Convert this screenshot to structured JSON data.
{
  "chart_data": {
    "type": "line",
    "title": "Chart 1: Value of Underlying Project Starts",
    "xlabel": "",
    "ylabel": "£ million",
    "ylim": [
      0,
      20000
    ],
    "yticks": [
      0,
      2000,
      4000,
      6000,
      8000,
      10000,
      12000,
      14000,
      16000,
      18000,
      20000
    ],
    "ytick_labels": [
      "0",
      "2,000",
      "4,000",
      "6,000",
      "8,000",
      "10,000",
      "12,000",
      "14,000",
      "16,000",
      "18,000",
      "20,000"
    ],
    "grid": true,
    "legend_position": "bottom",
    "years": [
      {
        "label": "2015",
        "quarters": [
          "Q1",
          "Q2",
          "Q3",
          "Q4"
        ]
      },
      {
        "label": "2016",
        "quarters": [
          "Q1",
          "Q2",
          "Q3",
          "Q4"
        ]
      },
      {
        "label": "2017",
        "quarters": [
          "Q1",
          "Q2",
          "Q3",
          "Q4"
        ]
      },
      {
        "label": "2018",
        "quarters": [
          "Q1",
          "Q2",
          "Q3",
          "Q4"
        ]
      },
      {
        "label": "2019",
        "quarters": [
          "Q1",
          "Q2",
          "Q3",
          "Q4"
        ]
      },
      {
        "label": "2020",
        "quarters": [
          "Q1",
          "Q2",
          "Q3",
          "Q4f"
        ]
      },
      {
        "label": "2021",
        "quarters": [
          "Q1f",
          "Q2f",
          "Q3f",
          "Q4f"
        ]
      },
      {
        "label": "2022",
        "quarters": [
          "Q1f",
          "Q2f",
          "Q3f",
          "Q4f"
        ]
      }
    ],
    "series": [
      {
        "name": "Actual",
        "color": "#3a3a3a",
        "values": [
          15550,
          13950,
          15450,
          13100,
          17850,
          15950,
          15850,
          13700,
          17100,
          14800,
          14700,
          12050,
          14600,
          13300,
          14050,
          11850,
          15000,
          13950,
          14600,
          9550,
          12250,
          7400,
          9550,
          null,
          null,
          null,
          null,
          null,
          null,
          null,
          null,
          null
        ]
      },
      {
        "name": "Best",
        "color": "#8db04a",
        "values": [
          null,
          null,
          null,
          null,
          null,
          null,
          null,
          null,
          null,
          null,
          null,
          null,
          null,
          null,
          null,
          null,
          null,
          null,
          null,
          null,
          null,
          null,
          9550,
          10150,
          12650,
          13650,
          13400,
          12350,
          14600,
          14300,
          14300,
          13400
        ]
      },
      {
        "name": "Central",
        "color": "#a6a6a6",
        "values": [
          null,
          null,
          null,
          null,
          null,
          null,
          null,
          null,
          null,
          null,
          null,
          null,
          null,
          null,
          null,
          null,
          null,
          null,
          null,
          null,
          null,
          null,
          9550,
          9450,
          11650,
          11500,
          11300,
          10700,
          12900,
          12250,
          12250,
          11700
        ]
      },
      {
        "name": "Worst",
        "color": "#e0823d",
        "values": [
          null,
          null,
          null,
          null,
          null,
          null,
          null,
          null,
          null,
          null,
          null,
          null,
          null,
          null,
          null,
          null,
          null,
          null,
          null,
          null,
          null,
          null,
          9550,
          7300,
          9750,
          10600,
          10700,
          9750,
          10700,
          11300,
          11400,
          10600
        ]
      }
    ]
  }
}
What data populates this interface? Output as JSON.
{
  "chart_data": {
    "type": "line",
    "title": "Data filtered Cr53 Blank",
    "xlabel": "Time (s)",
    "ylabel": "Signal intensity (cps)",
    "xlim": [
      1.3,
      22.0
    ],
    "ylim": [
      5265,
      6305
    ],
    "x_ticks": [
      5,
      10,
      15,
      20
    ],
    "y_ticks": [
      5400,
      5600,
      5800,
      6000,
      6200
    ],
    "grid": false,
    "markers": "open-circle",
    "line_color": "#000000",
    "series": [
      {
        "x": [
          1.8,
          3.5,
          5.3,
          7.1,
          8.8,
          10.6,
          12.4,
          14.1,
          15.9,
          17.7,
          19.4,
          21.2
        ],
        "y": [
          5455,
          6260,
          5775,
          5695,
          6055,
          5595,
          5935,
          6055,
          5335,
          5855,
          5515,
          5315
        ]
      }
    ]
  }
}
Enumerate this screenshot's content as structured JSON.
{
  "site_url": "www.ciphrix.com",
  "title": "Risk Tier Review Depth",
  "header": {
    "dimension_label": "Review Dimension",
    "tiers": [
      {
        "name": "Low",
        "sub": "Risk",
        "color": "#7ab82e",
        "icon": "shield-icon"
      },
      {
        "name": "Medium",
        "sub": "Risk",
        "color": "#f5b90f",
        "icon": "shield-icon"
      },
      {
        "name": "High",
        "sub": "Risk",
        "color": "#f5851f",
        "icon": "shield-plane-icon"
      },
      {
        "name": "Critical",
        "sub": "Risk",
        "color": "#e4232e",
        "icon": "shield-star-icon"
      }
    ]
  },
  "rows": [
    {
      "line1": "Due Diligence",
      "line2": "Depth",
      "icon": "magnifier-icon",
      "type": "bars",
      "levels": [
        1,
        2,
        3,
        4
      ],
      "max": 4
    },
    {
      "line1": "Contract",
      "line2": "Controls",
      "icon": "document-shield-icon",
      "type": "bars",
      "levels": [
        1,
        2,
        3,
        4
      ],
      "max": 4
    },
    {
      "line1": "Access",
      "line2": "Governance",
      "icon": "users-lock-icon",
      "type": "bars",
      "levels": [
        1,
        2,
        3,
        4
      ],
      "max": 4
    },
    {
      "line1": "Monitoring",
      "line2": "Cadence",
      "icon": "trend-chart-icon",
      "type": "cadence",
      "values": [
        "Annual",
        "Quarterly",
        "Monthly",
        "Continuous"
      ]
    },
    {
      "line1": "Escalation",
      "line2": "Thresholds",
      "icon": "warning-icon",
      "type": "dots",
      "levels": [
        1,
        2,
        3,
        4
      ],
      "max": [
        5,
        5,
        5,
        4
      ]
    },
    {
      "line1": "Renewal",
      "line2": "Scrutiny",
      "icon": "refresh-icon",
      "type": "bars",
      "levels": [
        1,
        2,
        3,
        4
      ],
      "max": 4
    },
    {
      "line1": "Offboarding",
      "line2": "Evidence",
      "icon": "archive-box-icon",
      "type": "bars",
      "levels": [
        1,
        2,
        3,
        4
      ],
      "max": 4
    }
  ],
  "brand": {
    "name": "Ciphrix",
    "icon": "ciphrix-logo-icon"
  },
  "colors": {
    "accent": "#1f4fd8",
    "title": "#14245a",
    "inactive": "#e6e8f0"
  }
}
________________
■ GIVEN REQUEST ■
Please repeat all the records above exactly as they appear.

■ FINAL ANSWER ■
Convert this screenshot to structured JSON data.
{
  "chart_data": {
    "type": "line",
    "title": "Chart 1: Value of Underlying Project Starts",
    "xlabel": "",
    "ylabel": "£ million",
    "ylim": [
      0,
      20000
    ],
    "yticks": [
      0,
      2000,
      4000,
      6000,
      8000,
      10000,
      12000,
      14000,
      16000,
      18000,
      20000
    ],
    "ytick_labels": [
      "0",
      "2,000",
      "4,000",
      "6,000",
      "8,000",
      "10,000",
      "12,000",
      "14,000",
      "16,000",
      "18,000",
      "20,000"
    ],
    "grid": true,
    "legend_position": "bottom",
    "years": [
      {
        "label": "2015",
        "quarters": [
          "Q1",
          "Q2",
          "Q3",
          "Q4"
        ]
      },
      {
        "label": "2016",
        "quarters": [
          "Q1",
          "Q2",
          "Q3",
          "Q4"
        ]
      },
      {
        "label": "2017",
        "quarters": [
          "Q1",
          "Q2",
          "Q3",
          "Q4"
        ]
      },
      {
        "label": "2018",
        "quarters": [
          "Q1",
          "Q2",
          "Q3",
          "Q4"
        ]
      },
      {
        "label": "2019",
        "quarters": [
          "Q1",
          "Q2",
          "Q3",
          "Q4"
        ]
      },
      {
        "label": "2020",
        "quarters": [
          "Q1",
          "Q2",
          "Q3",
          "Q4f"
        ]
      },
      {
        "label": "2021",
        "quarters": [
          "Q1f",
          "Q2f",
          "Q3f",
          "Q4f"
        ]
      },
      {
        "label": "2022",
        "quarters": [
          "Q1f",
          "Q2f",
          "Q3f",
          "Q4f"
        ]
      }
    ],
    "series": [
      {
        "name": "Actual",
        "color": "#3a3a3a",
        "values": [
          15550,
          13950,
          15450,
          13100,
          17850,
          15950,
          15850,
          13700,
          17100,
          14800,
          14700,
          12050,
          14600,
          13300,
          14050,
          11850,
          15000,
          13950,
          14600,
          9550,
          12250,
          7400,
          9550,
          null,
          null,
          null,
          null,
          null,
          null,
          null,
          null,
          null
        ]
      },
      {
        "name": "Best",
        "color": "#8db04a",
        "values": [
          null,
          null,
          null,
          null,
          null,
          null,
          null,
          null,
          null,
          null,
          null,
          null,
          null,
          null,
          null,
          null,
          null,
          null,
          null,
          null,
          null,
          null,
          9550,
          10150,
          12650,
          13650,
          13400,
          12350,
          14600,
          14300,
          14300,
          13400
        ]
      },
      {
        "name": "Central",
        "color": "#a6a6a6",
        "values": [
          null,
          null,
          null,
          null,
          null,
          null,
          null,
          null,
          null,
          null,
          null,
          null,
          null,
          null,
          null,
          null,
          null,
          null,
          null,
          null,
          null,
          null,
          9550,
          9450,
          11650,
          11500,
          11300,
          10700,
          12900,
          12250,
          12250,
          11700
        ]
      },
      {
        "name": "Worst",
        "color": "#e0823d",
        "values": [
          null,
          null,
          null,
          null,
          null,
          null,
          null,
          null,
          null,
          null,
          null,
          null,
          null,
          null,
          null,
          null,
          null,
          null,
          null,
          null,
          null,
          null,
          9550,
          7300,
          9750,
          10600,
          10700,
          9750,
          10700,
          11300,
          11400,
          10600
        ]
      }
    ]
  }
}
What data populates this interface? Output as JSON.
{
  "chart_data": {
    "type": "line",
    "title": "Data filtered Cr53 Blank",
    "xlabel": "Time (s)",
    "ylabel": "Signal intensity (cps)",
    "xlim": [
      1.3,
      22.0
    ],
    "ylim": [
      5265,
      6305
    ],
    "x_ticks": [
      5,
      10,
      15,
      20
    ],
    "y_ticks": [
      5400,
      5600,
      5800,
      6000,
      6200
    ],
    "grid": false,
    "markers": "open-circle",
    "line_color": "#000000",
    "series": [
      {
        "x": [
          1.8,
          3.5,
          5.3,
          7.1,
          8.8,
          10.6,
          12.4,
          14.1,
          15.9,
          17.7,
          19.4,
          21.2
        ],
        "y": [
          5455,
          6260,
          5775,
          5695,
          6055,
          5595,
          5935,
          6055,
          5335,
          5855,
          5515,
          5315
        ]
      }
    ]
  }
}
Enumerate this screenshot's content as structured JSON.
{
  "site_url": "www.ciphrix.com",
  "title": "Risk Tier Review Depth",
  "header": {
    "dimension_label": "Review Dimension",
    "tiers": [
      {
        "name": "Low",
        "sub": "Risk",
        "color": "#7ab82e",
        "icon": "shield-icon"
      },
      {
        "name": "Medium",
        "sub": "Risk",
        "color": "#f5b90f",
        "icon": "shield-icon"
      },
      {
        "name": "High",
        "sub": "Risk",
        "color": "#f5851f",
        "icon": "shield-plane-icon"
      },
      {
        "name": "Critical",
        "sub": "Risk",
        "color": "#e4232e",
        "icon": "shield-star-icon"
      }
    ]
  },
  "rows": [
    {
      "line1": "Due Diligence",
      "line2": "Depth",
      "icon": "magnifier-icon",
      "type": "bars",
      "levels": [
        1,
        2,
        3,
        4
      ],
      "max": 4
    },
    {
      "line1": "Contract",
      "line2": "Controls",
      "icon": "document-shield-icon",
      "type": "bars",
      "levels": [
        1,
        2,
        3,
        4
      ],
      "max": 4
    },
    {
      "line1": "Access",
      "line2": "Governance",
      "icon": "users-lock-icon",
      "type": "bars",
      "levels": [
        1,
        2,
        3,
        4
      ],
      "max": 4
    },
    {
      "line1": "Monitoring",
      "line2": "Cadence",
      "icon": "trend-chart-icon",
      "type": "cadence",
      "values": [
        "Annual",
        "Quarterly",
        "Monthly",
        "Continuous"
      ]
    },
    {
      "line1": "Escalation",
      "line2": "Thresholds",
      "icon": "warning-icon",
      "type": "dots",
      "levels": [
        1,
        2,
        3,
        4
      ],
      "max": [
        5,
        5,
        5,
        4
      ]
    },
    {
      "line1": "Renewal",
      "line2": "Scrutiny",
      "icon": "refresh-icon",
      "type": "bars",
      "levels": [
        1,
        2,
        3,
        4
      ],
      "max": 4
    },
    {
      "line1": "Offboarding",
      "line2": "Evidence",
      "icon": "archive-box-icon",
      "type": "bars",
      "levels": [
        1,
        2,
        3,
        4
      ],
      "max": 4
    }
  ],
  "brand": {
    "name": "Ciphrix",
    "icon": "ciphrix-logo-icon"
  },
  "colors": {
    "accent": "#1f4fd8",
    "title": "#14245a",
    "inactive": "#e6e8f0"
  }
}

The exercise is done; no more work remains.